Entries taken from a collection
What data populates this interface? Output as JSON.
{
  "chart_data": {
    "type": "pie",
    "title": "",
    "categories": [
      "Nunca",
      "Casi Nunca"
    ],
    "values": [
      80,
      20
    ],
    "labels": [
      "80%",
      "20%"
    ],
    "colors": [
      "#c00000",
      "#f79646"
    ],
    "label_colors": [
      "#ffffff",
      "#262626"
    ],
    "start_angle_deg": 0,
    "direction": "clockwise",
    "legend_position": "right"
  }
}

CHALLENGE: Your task is to reproduce all of the records exactly.

EXERCISE SOLUTION:
What data populates this interface? Output as JSON.
{
  "chart_data": {
    "type": "pie",
    "title": "",
    "categories": [
      "Nunca",
      "Casi Nunca"
    ],
    "values": [
      80,
      20
    ],
    "labels": [
      "80%",
      "20%"
    ],
    "colors": [
      "#c00000",
      "#f79646"
    ],
    "label_colors": [
      "#ffffff",
      "#262626"
    ],
    "start_angle_deg": 0,
    "direction": "clockwise",
    "legend_position": "right"
  }
}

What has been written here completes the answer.